Restate the full set of records exactly, word for word.

(Records excerpted from a collection)
--- start ---

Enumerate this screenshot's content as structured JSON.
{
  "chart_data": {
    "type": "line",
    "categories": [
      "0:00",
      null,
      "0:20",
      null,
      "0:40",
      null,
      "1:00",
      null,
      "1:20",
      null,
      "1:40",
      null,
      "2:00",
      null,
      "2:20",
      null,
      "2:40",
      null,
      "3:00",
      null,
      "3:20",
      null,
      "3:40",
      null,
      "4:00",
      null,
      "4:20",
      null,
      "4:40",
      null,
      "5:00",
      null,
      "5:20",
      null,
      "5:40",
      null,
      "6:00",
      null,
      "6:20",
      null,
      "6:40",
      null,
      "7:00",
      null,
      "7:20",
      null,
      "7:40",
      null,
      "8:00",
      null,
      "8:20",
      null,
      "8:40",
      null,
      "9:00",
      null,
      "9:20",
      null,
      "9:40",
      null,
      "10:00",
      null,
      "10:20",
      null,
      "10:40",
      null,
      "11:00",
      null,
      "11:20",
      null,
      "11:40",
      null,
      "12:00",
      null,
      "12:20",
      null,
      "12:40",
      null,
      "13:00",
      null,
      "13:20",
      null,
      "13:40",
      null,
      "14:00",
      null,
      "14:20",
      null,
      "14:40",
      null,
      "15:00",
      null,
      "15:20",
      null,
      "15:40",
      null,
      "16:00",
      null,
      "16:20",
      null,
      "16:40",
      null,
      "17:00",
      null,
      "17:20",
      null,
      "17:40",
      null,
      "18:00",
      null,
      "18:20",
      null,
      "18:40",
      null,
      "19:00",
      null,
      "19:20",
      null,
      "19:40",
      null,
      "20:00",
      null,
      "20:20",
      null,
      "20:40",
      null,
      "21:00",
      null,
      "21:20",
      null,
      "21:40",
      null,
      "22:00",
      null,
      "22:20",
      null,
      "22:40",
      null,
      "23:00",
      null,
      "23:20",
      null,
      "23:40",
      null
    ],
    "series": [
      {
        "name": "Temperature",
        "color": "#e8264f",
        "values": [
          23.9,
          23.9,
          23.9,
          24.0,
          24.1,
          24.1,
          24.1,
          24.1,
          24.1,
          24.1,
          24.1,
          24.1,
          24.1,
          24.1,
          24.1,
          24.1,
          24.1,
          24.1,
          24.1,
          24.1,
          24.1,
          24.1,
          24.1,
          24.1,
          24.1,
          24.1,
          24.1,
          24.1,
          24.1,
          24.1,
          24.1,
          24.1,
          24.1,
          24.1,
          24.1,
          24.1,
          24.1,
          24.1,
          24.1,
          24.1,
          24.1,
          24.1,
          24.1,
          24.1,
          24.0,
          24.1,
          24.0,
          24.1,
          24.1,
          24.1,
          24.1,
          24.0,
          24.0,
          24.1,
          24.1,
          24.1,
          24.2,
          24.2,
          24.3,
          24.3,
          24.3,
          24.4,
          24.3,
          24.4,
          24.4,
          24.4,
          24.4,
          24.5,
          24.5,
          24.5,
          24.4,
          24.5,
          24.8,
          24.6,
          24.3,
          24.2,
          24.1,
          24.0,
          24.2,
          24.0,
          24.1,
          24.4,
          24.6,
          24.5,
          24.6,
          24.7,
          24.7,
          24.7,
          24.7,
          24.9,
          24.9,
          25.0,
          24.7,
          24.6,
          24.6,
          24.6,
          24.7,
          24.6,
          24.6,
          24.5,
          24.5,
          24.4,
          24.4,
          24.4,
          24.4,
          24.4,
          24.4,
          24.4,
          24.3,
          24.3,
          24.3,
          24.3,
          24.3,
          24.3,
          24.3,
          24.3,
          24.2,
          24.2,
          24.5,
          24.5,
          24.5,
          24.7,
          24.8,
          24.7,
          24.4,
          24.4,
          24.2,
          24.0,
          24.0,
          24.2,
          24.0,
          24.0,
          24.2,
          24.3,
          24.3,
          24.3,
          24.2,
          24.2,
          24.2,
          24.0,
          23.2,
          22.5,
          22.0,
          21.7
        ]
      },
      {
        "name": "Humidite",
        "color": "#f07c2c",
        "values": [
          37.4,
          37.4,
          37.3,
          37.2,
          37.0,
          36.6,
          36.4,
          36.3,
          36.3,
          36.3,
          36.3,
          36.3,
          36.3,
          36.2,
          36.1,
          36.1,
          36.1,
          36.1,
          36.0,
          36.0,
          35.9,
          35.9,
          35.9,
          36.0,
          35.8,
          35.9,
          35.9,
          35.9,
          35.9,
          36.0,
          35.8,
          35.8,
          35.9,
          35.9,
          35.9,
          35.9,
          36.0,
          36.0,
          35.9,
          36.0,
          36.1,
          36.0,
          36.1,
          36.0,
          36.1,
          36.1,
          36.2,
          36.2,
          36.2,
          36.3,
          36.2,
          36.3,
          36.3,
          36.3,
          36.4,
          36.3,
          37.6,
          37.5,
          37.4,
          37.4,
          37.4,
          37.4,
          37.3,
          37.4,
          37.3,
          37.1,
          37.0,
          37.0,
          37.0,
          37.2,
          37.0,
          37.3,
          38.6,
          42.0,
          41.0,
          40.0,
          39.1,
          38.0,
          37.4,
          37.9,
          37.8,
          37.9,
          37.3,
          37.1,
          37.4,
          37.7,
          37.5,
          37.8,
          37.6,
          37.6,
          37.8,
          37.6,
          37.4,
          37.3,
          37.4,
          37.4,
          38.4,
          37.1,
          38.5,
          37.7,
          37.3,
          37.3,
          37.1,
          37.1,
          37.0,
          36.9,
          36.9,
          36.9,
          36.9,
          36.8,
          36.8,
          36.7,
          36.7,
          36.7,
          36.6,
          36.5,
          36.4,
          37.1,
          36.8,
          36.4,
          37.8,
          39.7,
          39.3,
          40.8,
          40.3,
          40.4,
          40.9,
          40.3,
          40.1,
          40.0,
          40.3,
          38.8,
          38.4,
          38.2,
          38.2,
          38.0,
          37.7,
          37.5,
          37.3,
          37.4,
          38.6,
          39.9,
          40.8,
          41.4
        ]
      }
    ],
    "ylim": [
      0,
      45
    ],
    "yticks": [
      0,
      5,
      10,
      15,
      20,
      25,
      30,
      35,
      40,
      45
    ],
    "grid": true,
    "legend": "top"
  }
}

--- end ---

## Solved exercise
Enumerate this screenshot's content as structured JSON.
{
  "chart_data": {
    "type": "line",
    "categories": [
      "0:00",
      null,
      "0:20",
      null,
      "0:40",
      null,
      "1:00",
      null,
      "1:20",
      null,
      "1:40",
      null,
      "2:00",
      null,
      "2:20",
      null,
      "2:40",
      null,
      "3:00",
      null,
      "3:20",
      null,
      "3:40",
      null,
      "4:00",
      null,
      "4:20",
      null,
      "4:40",
      null,
      "5:00",
      null,
      "5:20",
      null,
      "5:40",
      null,
      "6:00",
      null,
      "6:20",
      null,
      "6:40",
      null,
      "7:00",
      null,
      "7:20",
      null,
      "7:40",
      null,
      "8:00",
      null,
      "8:20",
      null,
      "8:40",
      null,
      "9:00",
      null,
      "9:20",
      null,
      "9:40",
      null,
      "10:00",
      null,
      "10:20",
      null,
      "10:40",
      null,
      "11:00",
      null,
      "11:20",
      null,
      "11:40",
      null,
      "12:00",
      null,
      "12:20",
      null,
      "12:40",
      null,
      "13:00",
      null,
      "13:20",
      null,
      "13:40",
      null,
      "14:00",
      null,
      "14:20",
      null,
      "14:40",
      null,
      "15:00",
      null,
      "15:20",
      null,
      "15:40",
      null,
      "16:00",
      null,
      "16:20",
      null,
      "16:40",
      null,
      "17:00",
      null,
      "17:20",
      null,
      "17:40",
      null,
      "18:00",
      null,
      "18:20",
      null,
      "18:40",
      null,
      "19:00",
      null,
      "19:20",
      null,
      "19:40",
      null,
      "20:00",
      null,
      "20:20",
      null,
      "20:40",
      null,
      "21:00",
      null,
      "21:20",
      null,
      "21:40",
      null,
      "22:00",
      null,
      "22:20",
      null,
      "22:40",
      null,
      "23:00",
      null,
      "23:20",
      null,
      "23:40",
      null
    ],
    "series": [
      {
        "name": "Temperature",
        "color": "#e8264f",
        "values": [
          23.9,
          23.9,
          23.9,
          24.0,
          24.1,
          24.1,
          24.1,
          24.1,
          24.1,
          24.1,
          24.1,
          24.1,
          24.1,
          24.1,
          24.1,
          24.1,
          24.1,
          24.1,
          24.1,
          24.1,
          24.1,
          24.1,
          24.1,
          24.1,
          24.1,
          24.1,
          24.1,
          24.1,
          24.1,
          24.1,
          24.1,
          24.1,
          24.1,
          24.1,
          24.1,
          24.1,
          24.1,
          24.1,
          24.1,
          24.1,
          24.1,
          24.1,
          24.1,
          24.1,
          24.0,
          24.1,
          24.0,
          24.1,
          24.1,
          24.1,
          24.1,
          24.0,
          24.0,
          24.1,
          24.1,
          24.1,
          24.2,
          24.2,
          24.3,
          24.3,
          24.3,
          24.4,
          24.3,
          24.4,
          24.4,
          24.4,
          24.4,
          24.5,
          24.5,
          24.5,
          24.4,
          24.5,
          24.8,
          24.6,
          24.3,
          24.2,
          24.1,
          24.0,
          24.2,
          24.0,
          24.1,
          24.4,
          24.6,
          24.5,
          24.6,
          24.7,
          24.7,
          24.7,
          24.7,
          24.9,
          24.9,
          25.0,
          24.7,
          24.6,
          24.6,
          24.6,
          24.7,
          24.6,
          24.6,
          24.5,
          24.5,
          24.4,
          24.4,
          24.4,
          24.4,
          24.4,
          24.4,
          24.4,
          24.3,
          24.3,
          24.3,
          24.3,
          24.3,
          24.3,
          24.3,
          24.3,
          24.2,
          24.2,
          24.5,
          24.5,
          24.5,
          24.7,
          24.8,
          24.7,
          24.4,
          24.4,
          24.2,
          24.0,
          24.0,
          24.2,
          24.0,
          24.0,
          24.2,
          24.3,
          24.3,
          24.3,
          24.2,
          24.2,
          24.2,
          24.0,
          23.2,
          22.5,
          22.0,
          21.7
        ]
      },
      {
        "name": "Humidite",
        "color": "#f07c2c",
        "values": [
          37.4,
          37.4,
          37.3,
          37.2,
          37.0,
          36.6,
          36.4,
          36.3,
          36.3,
          36.3,
          36.3,
          36.3,
          36.3,
          36.2,
          36.1,
          36.1,
          36.1,
          36.1,
          36.0,
          36.0,
          35.9,
          35.9,
          35.9,
          36.0,
          35.8,
          35.9,
          35.9,
          35.9,
          35.9,
          36.0,
          35.8,
          35.8,
          35.9,
          35.9,
          35.9,
          35.9,
          36.0,
          36.0,
          35.9,
          36.0,
          36.1,
          36.0,
          36.1,
          36.0,
          36.1,
          36.1,
          36.2,
          36.2,
          36.2,
          36.3,
          36.2,
          36.3,
          36.3,
          36.3,
          36.4,
          36.3,
          37.6,
          37.5,
          37.4,
          37.4,
          37.4,
          37.4,
          37.3,
          37.4,
          37.3,
          37.1,
          37.0,
          37.0,
          37.0,
          37.2,
          37.0,
          37.3,
          38.6,
          42.0,
          41.0,
          40.0,
          39.1,
          38.0,
          37.4,
          37.9,
          37.8,
          37.9,
          37.3,
          37.1,
          37.4,
          37.7,
          37.5,
          37.8,
          37.6,
          37.6,
          37.8,
          37.6,
          37.4,
          37.3,
          37.4,
          37.4,
          38.4,
          37.1,
          38.5,
          37.7,
          37.3,
          37.3,
          37.1,
          37.1,
          37.0,
          36.9,
          36.9,
          36.9,
          36.9,
          36.8,
          36.8,
          36.7,
          36.7,
          36.7,
          36.6,
          36.5,
          36.4,
          37.1,
          36.8,
          36.4,
          37.8,
          39.7,
          39.3,
          40.8,
          40.3,
          40.4,
          40.9,
          40.3,
          40.1,
          40.0,
          40.3,
          38.8,
          38.4,
          38.2,
          38.2,
          38.0,
          37.7,
          37.5,
          37.3,
          37.4,
          38.6,
          39.9,
          40.8,
          41.4
        ]
      }
    ],
    "ylim": [
      0,
      45
    ],
    "yticks": [
      0,
      5,
      10,
      15,
      20,
      25,
      30,
      35,
      40,
      45
    ],
    "grid": true,
    "legend": "top"
  }
}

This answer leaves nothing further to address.